§ **TO DO**
Write the material out again, line by line, exactly as it is.

** begin SUPPLIED RECORDS **

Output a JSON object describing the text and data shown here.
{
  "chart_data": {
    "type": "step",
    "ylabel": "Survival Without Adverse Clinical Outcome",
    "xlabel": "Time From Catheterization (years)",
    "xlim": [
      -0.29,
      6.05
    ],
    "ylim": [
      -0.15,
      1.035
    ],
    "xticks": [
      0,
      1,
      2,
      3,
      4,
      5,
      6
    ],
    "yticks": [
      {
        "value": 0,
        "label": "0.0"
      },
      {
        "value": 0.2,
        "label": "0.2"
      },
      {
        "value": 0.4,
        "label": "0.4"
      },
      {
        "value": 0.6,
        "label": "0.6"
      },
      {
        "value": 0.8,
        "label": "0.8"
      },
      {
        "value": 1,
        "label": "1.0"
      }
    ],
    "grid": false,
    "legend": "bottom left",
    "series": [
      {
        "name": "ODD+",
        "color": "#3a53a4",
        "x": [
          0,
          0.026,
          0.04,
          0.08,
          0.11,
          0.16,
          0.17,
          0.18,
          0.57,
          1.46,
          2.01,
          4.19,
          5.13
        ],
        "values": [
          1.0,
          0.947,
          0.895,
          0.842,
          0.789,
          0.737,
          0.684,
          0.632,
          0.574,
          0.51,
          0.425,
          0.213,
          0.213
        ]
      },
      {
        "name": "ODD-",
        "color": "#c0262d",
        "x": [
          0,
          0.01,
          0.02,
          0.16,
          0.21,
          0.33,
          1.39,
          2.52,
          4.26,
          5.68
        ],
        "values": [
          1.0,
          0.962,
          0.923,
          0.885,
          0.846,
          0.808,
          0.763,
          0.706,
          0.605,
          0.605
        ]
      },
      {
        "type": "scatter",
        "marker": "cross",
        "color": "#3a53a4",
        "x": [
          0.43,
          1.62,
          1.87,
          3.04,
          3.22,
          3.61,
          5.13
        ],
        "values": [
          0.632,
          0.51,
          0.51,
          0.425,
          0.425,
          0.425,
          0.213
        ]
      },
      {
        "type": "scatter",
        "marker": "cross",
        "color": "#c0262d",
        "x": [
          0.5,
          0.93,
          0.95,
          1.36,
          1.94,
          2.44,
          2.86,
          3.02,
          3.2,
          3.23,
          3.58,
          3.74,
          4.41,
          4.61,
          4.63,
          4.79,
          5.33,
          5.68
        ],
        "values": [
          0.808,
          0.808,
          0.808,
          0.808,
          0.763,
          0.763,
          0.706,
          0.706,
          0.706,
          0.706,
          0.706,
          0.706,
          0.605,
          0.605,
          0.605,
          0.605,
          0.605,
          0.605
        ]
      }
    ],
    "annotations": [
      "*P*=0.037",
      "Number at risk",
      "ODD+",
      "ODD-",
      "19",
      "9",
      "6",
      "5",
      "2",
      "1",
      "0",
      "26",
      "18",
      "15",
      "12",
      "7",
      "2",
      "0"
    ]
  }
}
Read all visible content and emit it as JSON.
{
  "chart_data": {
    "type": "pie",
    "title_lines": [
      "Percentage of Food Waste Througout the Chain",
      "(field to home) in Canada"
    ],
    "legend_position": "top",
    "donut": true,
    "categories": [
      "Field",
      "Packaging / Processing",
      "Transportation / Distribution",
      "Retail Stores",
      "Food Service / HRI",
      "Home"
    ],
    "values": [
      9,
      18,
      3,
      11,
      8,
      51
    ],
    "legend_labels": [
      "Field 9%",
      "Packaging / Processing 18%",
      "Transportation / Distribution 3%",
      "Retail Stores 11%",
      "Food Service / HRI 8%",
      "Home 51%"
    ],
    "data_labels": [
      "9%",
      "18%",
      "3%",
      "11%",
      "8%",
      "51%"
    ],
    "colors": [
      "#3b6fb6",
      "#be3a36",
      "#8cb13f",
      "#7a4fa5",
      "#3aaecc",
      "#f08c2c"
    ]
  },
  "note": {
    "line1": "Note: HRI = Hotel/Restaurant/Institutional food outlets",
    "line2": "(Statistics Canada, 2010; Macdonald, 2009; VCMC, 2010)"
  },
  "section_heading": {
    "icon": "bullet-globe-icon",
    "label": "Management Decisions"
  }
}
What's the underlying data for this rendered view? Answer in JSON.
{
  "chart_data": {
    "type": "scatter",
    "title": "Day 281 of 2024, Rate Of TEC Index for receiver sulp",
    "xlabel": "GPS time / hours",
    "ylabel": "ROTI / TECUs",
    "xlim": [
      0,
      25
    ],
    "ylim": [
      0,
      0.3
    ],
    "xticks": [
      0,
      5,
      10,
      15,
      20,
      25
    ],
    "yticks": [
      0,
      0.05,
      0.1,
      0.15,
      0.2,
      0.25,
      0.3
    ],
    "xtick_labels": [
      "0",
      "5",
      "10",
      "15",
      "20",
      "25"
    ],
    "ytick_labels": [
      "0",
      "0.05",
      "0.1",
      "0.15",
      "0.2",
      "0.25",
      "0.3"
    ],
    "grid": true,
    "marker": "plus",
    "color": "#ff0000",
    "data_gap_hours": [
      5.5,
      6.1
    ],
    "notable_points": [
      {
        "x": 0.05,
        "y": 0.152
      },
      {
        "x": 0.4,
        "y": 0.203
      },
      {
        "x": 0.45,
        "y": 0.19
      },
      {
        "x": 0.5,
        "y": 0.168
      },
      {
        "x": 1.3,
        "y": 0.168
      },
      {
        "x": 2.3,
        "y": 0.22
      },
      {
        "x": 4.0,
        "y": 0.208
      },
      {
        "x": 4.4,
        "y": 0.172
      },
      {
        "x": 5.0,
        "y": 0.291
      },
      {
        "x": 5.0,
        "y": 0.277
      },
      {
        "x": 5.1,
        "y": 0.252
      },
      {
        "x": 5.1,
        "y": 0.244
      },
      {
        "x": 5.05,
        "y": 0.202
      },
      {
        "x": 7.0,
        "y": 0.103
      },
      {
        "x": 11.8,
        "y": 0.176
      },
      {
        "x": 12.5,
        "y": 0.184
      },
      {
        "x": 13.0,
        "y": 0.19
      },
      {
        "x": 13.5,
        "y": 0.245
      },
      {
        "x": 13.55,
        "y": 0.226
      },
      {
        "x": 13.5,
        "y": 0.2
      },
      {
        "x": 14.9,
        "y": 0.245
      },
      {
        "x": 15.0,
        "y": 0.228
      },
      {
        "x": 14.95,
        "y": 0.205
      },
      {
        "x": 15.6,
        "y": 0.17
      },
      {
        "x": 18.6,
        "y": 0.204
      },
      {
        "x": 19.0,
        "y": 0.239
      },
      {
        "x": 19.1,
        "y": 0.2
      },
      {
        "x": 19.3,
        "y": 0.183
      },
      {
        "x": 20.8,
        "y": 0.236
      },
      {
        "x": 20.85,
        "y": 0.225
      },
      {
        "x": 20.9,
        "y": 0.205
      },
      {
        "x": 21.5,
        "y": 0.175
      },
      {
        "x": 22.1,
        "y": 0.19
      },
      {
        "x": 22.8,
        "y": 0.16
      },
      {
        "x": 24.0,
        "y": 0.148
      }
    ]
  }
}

** end SUPPLIED RECORDS **

§ **FINAL ANSWER**
Output a JSON object describing the text and data shown here.
{
  "chart_data": {
    "type": "step",
    "ylabel": "Survival Without Adverse Clinical Outcome",
    "xlabel": "Time From Catheterization (years)",
    "xlim": [
      -0.29,
      6.05
    ],
    "ylim": [
      -0.15,
      1.035
    ],
    "xticks": [
      0,
      1,
      2,
      3,
      4,
      5,
      6
    ],
    "yticks": [
      {
        "value": 0,
        "label": "0.0"
      },
      {
        "value": 0.2,
        "label": "0.2"
      },
      {
        "value": 0.4,
        "label": "0.4"
      },
      {
        "value": 0.6,
        "label": "0.6"
      },
      {
        "value": 0.8,
        "label": "0.8"
      },
      {
        "value": 1,
        "label": "1.0"
      }
    ],
    "grid": false,
    "legend": "bottom left",
    "series": [
      {
        "name": "ODD+",
        "color": "#3a53a4",
        "x": [
          0,
          0.026,
          0.04,
          0.08,
          0.11,
          0.16,
          0.17,
          0.18,
          0.57,
          1.46,
          2.01,
          4.19,
          5.13
        ],
        "values": [
          1.0,
          0.947,
          0.895,
          0.842,
          0.789,
          0.737,
          0.684,
          0.632,
          0.574,
          0.51,
          0.425,
          0.213,
          0.213
        ]
      },
      {
        "name": "ODD-",
        "color": "#c0262d",
        "x": [
          0,
          0.01,
          0.02,
          0.16,
          0.21,
          0.33,
          1.39,
          2.52,
          4.26,
          5.68
        ],
        "values": [
          1.0,
          0.962,
          0.923,
          0.885,
          0.846,
          0.808,
          0.763,
          0.706,
          0.605,
          0.605
        ]
      },
      {
        "type": "scatter",
        "marker": "cross",
        "color": "#3a53a4",
        "x": [
          0.43,
          1.62,
          1.87,
          3.04,
          3.22,
          3.61,
          5.13
        ],
        "values": [
          0.632,
          0.51,
          0.51,
          0.425,
          0.425,
          0.425,
          0.213
        ]
      },
      {
        "type": "scatter",
        "marker": "cross",
        "color": "#c0262d",
        "x": [
          0.5,
          0.93,
          0.95,
          1.36,
          1.94,
          2.44,
          2.86,
          3.02,
          3.2,
          3.23,
          3.58,
          3.74,
          4.41,
          4.61,
          4.63,
          4.79,
          5.33,
          5.68
        ],
        "values": [
          0.808,
          0.808,
          0.808,
          0.808,
          0.763,
          0.763,
          0.706,
          0.706,
          0.706,
          0.706,
          0.706,
          0.706,
          0.605,
          0.605,
          0.605,
          0.605,
          0.605,
          0.605
        ]
      }
    ],
    "annotations": [
      "*P*=0.037",
      "Number at risk",
      "ODD+",
      "ODD-",
      "19",
      "9",
      "6",
      "5",
      "2",
      "1",
      "0",
      "26",
      "18",
      "15",
      "12",
      "7",
      "2",
      "0"
    ]
  }
}
Read all visible content and emit it as JSON.
{
  "chart_data": {
    "type": "pie",
    "title_lines": [
      "Percentage of Food Waste Througout the Chain",
      "(field to home) in Canada"
    ],
    "legend_position": "top",
    "donut": true,
    "categories": [
      "Field",
      "Packaging / Processing",
      "Transportation / Distribution",
      "Retail Stores",
      "Food Service / HRI",
      "Home"
    ],
    "values": [
      9,
      18,
      3,
      11,
      8,
      51
    ],
    "legend_labels": [
      "Field 9%",
      "Packaging / Processing 18%",
      "Transportation / Distribution 3%",
      "Retail Stores 11%",
      "Food Service / HRI 8%",
      "Home 51%"
    ],
    "data_labels": [
      "9%",
      "18%",
      "3%",
      "11%",
      "8%",
      "51%"
    ],
    "colors": [
      "#3b6fb6",
      "#be3a36",
      "#8cb13f",
      "#7a4fa5",
      "#3aaecc",
      "#f08c2c"
    ]
  },
  "note": {
    "line1": "Note: HRI = Hotel/Restaurant/Institutional food outlets",
    "line2": "(Statistics Canada, 2010; Macdonald, 2009; VCMC, 2010)"
  },
  "section_heading": {
    "icon": "bullet-globe-icon",
    "label": "Management Decisions"
  }
}
What's the underlying data for this rendered view? Answer in JSON.
{
  "chart_data": {
    "type": "scatter",
    "title": "Day 281 of 2024, Rate Of TEC Index for receiver sulp",
    "xlabel": "GPS time / hours",
    "ylabel": "ROTI / TECUs",
    "xlim": [
      0,
      25
    ],
    "ylim": [
      0,
      0.3
    ],
    "xticks": [
      0,
      5,
      10,
      15,
      20,
      25
    ],
    "yticks": [
      0,
      0.05,
      0.1,
      0.15,
      0.2,
      0.25,
      0.3
    ],
    "xtick_labels": [
      "0",
      "5",
      "10",
      "15",
      "20",
      "25"
    ],
    "ytick_labels": [
      "0",
      "0.05",
      "0.1",
      "0.15",
      "0.2",
      "0.25",
      "0.3"
    ],
    "grid": true,
    "marker": "plus",
    "color": "#ff0000",
    "data_gap_hours": [
      5.5,
      6.1
    ],
    "notable_points": [
      {
        "x": 0.05,
        "y": 0.152
      },
      {
        "x": 0.4,
        "y": 0.203
      },
      {
        "x": 0.45,
        "y": 0.19
      },
      {
        "x": 0.5,
        "y": 0.168
      },
      {
        "x": 1.3,
        "y": 0.168
      },
      {
        "x": 2.3,
        "y": 0.22
      },
      {
        "x": 4.0,
        "y": 0.208
      },
      {
        "x": 4.4,
        "y": 0.172
      },
      {
        "x": 5.0,
        "y": 0.291
      },
      {
        "x": 5.0,
        "y": 0.277
      },
      {
        "x": 5.1,
        "y": 0.252
      },
      {
        "x": 5.1,
        "y": 0.244
      },
      {
        "x": 5.05,
        "y": 0.202
      },
      {
        "x": 7.0,
        "y": 0.103
      },
      {
        "x": 11.8,
        "y": 0.176
      },
      {
        "x": 12.5,
        "y": 0.184
      },
      {
        "x": 13.0,
        "y": 0.19
      },
      {
        "x": 13.5,
        "y": 0.245
      },
      {
        "x": 13.55,
        "y": 0.226
      },
      {
        "x": 13.5,
        "y": 0.2
      },
      {
        "x": 14.9,
        "y": 0.245
      },
      {
        "x": 15.0,
        "y": 0.228
      },
      {
        "x": 14.95,
        "y": 0.205
      },
      {
        "x": 15.6,
        "y": 0.17
      },
      {
        "x": 18.6,
        "y": 0.204
      },
      {
        "x": 19.0,
        "y": 0.239
      },
      {
        "x": 19.1,
        "y": 0.2
      },
      {
        "x": 19.3,
        "y": 0.183
      },
      {
        "x": 20.8,
        "y": 0.236
      },
      {
        "x": 20.85,
        "y": 0.225
      },
      {
        "x": 20.9,
        "y": 0.205
      },
      {
        "x": 21.5,
        "y": 0.175
      },
      {
        "x": 22.1,
        "y": 0.19
      },
      {
        "x": 22.8,
        "y": 0.16
      },
      {
        "x": 24.0,
        "y": 0.148
      }
    ]
  }
}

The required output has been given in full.